-- Begin Record excerpts --

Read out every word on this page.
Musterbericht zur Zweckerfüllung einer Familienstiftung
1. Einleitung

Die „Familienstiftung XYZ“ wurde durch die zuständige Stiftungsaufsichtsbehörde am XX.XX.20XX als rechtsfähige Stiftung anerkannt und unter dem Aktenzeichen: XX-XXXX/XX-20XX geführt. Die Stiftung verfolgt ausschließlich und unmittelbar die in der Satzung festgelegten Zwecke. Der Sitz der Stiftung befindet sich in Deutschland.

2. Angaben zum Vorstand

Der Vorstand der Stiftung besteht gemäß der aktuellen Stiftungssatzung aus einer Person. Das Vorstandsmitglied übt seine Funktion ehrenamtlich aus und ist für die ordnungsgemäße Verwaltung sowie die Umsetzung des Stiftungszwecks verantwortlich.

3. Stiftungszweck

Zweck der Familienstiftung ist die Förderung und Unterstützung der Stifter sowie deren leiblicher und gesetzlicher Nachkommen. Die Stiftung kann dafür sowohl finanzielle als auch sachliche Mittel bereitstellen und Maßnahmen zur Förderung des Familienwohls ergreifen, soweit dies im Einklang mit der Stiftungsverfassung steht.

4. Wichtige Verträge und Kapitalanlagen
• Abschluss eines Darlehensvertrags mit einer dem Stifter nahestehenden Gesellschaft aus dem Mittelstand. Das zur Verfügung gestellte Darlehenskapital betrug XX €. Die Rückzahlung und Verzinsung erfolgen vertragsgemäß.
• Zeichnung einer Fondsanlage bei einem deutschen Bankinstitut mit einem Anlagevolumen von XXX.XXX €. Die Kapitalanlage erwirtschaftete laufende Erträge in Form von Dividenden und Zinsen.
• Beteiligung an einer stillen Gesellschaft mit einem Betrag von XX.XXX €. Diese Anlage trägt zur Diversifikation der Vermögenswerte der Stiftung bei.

-- End Record excerpts --

▶ **Stated problem**
Among the records above, how many lines carry the string "sowie"? Reply with the number alone.

▶ **Solution to this task**
2